"""

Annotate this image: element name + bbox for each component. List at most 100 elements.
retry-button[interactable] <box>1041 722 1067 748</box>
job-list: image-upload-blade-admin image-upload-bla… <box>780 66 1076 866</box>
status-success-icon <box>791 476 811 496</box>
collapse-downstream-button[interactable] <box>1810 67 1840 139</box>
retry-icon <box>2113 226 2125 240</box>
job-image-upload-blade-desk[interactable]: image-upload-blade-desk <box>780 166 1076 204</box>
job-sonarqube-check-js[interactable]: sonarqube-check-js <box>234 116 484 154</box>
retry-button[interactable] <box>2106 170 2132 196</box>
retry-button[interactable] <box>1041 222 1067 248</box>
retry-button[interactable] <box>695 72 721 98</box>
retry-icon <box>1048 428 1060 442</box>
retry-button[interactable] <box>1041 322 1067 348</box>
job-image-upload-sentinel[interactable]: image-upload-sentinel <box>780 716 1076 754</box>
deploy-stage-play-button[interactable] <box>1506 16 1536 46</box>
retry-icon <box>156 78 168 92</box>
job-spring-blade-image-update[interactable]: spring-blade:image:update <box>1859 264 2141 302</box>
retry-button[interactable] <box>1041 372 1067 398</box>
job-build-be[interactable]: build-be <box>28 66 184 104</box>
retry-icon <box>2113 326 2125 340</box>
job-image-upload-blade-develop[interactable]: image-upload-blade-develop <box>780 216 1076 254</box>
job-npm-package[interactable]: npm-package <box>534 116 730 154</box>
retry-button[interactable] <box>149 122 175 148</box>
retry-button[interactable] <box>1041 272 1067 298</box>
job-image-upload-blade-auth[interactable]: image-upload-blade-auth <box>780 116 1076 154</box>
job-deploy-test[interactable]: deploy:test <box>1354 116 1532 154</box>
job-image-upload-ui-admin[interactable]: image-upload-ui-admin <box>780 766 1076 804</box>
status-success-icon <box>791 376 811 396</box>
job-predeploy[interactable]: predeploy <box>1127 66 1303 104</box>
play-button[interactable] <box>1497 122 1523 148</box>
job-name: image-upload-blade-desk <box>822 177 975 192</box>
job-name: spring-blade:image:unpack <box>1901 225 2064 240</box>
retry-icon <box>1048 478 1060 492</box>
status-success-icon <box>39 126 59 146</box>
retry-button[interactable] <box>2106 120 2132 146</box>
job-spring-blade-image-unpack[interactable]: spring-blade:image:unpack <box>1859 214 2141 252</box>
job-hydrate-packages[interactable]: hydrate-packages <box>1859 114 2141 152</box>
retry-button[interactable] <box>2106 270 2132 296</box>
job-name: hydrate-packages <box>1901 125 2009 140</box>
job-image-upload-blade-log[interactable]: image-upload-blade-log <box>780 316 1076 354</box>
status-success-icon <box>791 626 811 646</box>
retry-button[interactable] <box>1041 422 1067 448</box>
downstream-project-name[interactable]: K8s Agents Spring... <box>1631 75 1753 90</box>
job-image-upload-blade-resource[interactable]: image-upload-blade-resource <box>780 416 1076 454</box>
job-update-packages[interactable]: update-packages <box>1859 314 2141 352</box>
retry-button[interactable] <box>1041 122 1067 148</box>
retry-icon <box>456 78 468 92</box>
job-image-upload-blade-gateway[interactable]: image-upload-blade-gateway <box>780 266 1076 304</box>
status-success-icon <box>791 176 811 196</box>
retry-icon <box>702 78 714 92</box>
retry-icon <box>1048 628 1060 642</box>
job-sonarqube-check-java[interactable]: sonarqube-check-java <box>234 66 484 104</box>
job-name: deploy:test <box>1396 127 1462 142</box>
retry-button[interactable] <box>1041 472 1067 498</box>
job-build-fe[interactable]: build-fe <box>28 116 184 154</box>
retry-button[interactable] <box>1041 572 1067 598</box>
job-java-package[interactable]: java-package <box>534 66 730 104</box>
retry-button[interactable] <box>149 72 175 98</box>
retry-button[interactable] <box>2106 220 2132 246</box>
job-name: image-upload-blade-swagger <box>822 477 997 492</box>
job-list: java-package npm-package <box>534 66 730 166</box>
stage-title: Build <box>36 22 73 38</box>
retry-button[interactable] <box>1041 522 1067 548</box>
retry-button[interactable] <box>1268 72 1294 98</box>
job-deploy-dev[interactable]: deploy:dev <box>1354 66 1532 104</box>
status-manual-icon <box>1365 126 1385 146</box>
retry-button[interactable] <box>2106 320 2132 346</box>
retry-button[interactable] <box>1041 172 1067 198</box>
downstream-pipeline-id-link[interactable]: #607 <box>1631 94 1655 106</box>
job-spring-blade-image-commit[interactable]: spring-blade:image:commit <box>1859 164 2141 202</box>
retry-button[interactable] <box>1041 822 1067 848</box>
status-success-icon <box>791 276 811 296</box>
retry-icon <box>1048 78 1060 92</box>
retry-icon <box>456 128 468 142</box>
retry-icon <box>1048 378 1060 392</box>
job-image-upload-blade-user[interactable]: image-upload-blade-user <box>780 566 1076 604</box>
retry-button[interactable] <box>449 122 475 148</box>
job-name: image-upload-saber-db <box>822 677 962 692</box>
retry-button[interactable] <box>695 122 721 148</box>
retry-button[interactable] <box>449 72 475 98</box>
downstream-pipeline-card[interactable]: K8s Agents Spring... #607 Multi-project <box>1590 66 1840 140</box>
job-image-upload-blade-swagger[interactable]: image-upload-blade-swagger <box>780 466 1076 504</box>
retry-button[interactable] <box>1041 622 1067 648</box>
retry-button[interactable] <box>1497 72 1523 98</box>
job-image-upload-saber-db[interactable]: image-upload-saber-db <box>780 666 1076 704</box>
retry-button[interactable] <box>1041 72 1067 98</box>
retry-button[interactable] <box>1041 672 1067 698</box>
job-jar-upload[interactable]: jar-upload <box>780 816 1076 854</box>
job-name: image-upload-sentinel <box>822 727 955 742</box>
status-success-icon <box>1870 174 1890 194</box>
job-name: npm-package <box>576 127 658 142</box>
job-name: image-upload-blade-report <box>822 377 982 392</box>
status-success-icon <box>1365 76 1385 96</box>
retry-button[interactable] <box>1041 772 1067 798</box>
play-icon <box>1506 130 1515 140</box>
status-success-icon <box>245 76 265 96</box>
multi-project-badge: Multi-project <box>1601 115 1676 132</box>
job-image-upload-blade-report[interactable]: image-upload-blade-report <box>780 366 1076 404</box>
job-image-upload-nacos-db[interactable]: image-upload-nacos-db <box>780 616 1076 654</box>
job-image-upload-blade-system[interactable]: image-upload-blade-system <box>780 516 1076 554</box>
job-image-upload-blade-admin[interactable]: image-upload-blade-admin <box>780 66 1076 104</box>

"""

**Exercise goal**
Reproduce all of the records above verbatim, one per line, in their original order.

**Final result**
Annotate this image: element name + bbox for each component. List at most 100 elements.
retry-button[interactable] <box>1041 722 1067 748</box>
job-list: image-upload-blade-admin image-upload-bla… <box>780 66 1076 866</box>
status-success-icon <box>791 476 811 496</box>
collapse-downstream-button[interactable] <box>1810 67 1840 139</box>
retry-icon <box>2113 226 2125 240</box>
job-image-upload-blade-desk[interactable]: image-upload-blade-desk <box>780 166 1076 204</box>
job-sonarqube-check-js[interactable]: sonarqube-check-js <box>234 116 484 154</box>
retry-button[interactable] <box>2106 170 2132 196</box>
retry-button[interactable] <box>1041 222 1067 248</box>
retry-button[interactable] <box>695 72 721 98</box>
retry-icon <box>1048 428 1060 442</box>
retry-button[interactable] <box>1041 322 1067 348</box>
job-image-upload-sentinel[interactable]: image-upload-sentinel <box>780 716 1076 754</box>
deploy-stage-play-button[interactable] <box>1506 16 1536 46</box>
retry-icon <box>156 78 168 92</box>
job-spring-blade-image-update[interactable]: spring-blade:image:update <box>1859 264 2141 302</box>
retry-button[interactable] <box>1041 372 1067 398</box>
job-build-be[interactable]: build-be <box>28 66 184 104</box>
retry-icon <box>2113 326 2125 340</box>
job-image-upload-blade-develop[interactable]: image-upload-blade-develop <box>780 216 1076 254</box>
job-npm-package[interactable]: npm-package <box>534 116 730 154</box>
retry-button[interactable] <box>149 122 175 148</box>
retry-button[interactable] <box>1041 272 1067 298</box>
job-image-upload-blade-auth[interactable]: image-upload-blade-auth <box>780 116 1076 154</box>
job-deploy-test[interactable]: deploy:test <box>1354 116 1532 154</box>
job-image-upload-ui-admin[interactable]: image-upload-ui-admin <box>780 766 1076 804</box>
status-success-icon <box>791 376 811 396</box>
job-predeploy[interactable]: predeploy <box>1127 66 1303 104</box>
play-button[interactable] <box>1497 122 1523 148</box>
job-name: image-upload-blade-desk <box>822 177 975 192</box>
job-name: spring-blade:image:unpack <box>1901 225 2064 240</box>
retry-icon <box>1048 478 1060 492</box>
status-success-icon <box>39 126 59 146</box>
retry-button[interactable] <box>2106 120 2132 146</box>
job-spring-blade-image-unpack[interactable]: spring-blade:image:unpack <box>1859 214 2141 252</box>
job-hydrate-packages[interactable]: hydrate-packages <box>1859 114 2141 152</box>
retry-button[interactable] <box>2106 270 2132 296</box>
job-name: hydrate-packages <box>1901 125 2009 140</box>
job-image-upload-blade-log[interactable]: image-upload-blade-log <box>780 316 1076 354</box>
status-success-icon <box>791 626 811 646</box>
retry-button[interactable] <box>1041 422 1067 448</box>
downstream-project-name[interactable]: K8s Agents Spring... <box>1631 75 1753 90</box>
job-image-upload-blade-resource[interactable]: image-upload-blade-resource <box>780 416 1076 454</box>
job-update-packages[interactable]: update-packages <box>1859 314 2141 352</box>
retry-button[interactable] <box>1041 122 1067 148</box>
retry-icon <box>456 78 468 92</box>
job-image-upload-blade-gateway[interactable]: image-upload-blade-gateway <box>780 266 1076 304</box>
status-success-icon <box>791 176 811 196</box>
retry-icon <box>702 78 714 92</box>
retry-icon <box>1048 628 1060 642</box>
job-sonarqube-check-java[interactable]: sonarqube-check-java <box>234 66 484 104</box>
job-name: deploy:test <box>1396 127 1462 142</box>
retry-button[interactable] <box>1041 472 1067 498</box>
job-build-fe[interactable]: build-fe <box>28 116 184 154</box>
retry-button[interactable] <box>1041 572 1067 598</box>
job-java-package[interactable]: java-package <box>534 66 730 104</box>
retry-button[interactable] <box>149 72 175 98</box>
retry-button[interactable] <box>2106 220 2132 246</box>
job-name: image-upload-blade-swagger <box>822 477 997 492</box>
job-list: java-package npm-package <box>534 66 730 166</box>
stage-title: Build <box>36 22 73 38</box>
retry-button[interactable] <box>1041 522 1067 548</box>
retry-button[interactable] <box>1268 72 1294 98</box>
job-deploy-dev[interactable]: deploy:dev <box>1354 66 1532 104</box>
status-manual-icon <box>1365 126 1385 146</box>
retry-button[interactable] <box>2106 320 2132 346</box>
retry-button[interactable] <box>1041 172 1067 198</box>
downstream-pipeline-id-link[interactable]: #607 <box>1631 94 1655 106</box>
job-spring-blade-image-commit[interactable]: spring-blade:image:commit <box>1859 164 2141 202</box>
retry-button[interactable] <box>1041 822 1067 848</box>
status-success-icon <box>791 276 811 296</box>
retry-icon <box>1048 78 1060 92</box>
retry-icon <box>456 128 468 142</box>
retry-icon <box>1048 378 1060 392</box>
job-image-upload-blade-user[interactable]: image-upload-blade-user <box>780 566 1076 604</box>
retry-button[interactable] <box>449 122 475 148</box>
job-name: image-upload-saber-db <box>822 677 962 692</box>
retry-button[interactable] <box>695 122 721 148</box>
retry-button[interactable] <box>449 72 475 98</box>
downstream-pipeline-card[interactable]: K8s Agents Spring... #607 Multi-project <box>1590 66 1840 140</box>
job-image-upload-blade-swagger[interactable]: image-upload-blade-swagger <box>780 466 1076 504</box>
retry-button[interactable] <box>1041 622 1067 648</box>
retry-button[interactable] <box>1497 72 1523 98</box>
job-image-upload-saber-db[interactable]: image-upload-saber-db <box>780 666 1076 704</box>
retry-button[interactable] <box>1041 72 1067 98</box>
retry-button[interactable] <box>1041 672 1067 698</box>
job-jar-upload[interactable]: jar-upload <box>780 816 1076 854</box>
job-name: image-upload-sentinel <box>822 727 955 742</box>
status-success-icon <box>1870 174 1890 194</box>
job-name: npm-package <box>576 127 658 142</box>
job-name: image-upload-blade-report <box>822 377 982 392</box>
status-success-icon <box>1365 76 1385 96</box>
retry-button[interactable] <box>1041 772 1067 798</box>
play-icon <box>1506 130 1515 140</box>
status-success-icon <box>245 76 265 96</box>
multi-project-badge: Multi-project <box>1601 115 1676 132</box>
job-image-upload-blade-report[interactable]: image-upload-blade-report <box>780 366 1076 404</box>
job-image-upload-nacos-db[interactable]: image-upload-nacos-db <box>780 616 1076 654</box>
job-image-upload-blade-system[interactable]: image-upload-blade-system <box>780 516 1076 554</box>
job-image-upload-blade-admin[interactable]: image-upload-blade-admin <box>780 66 1076 104</box>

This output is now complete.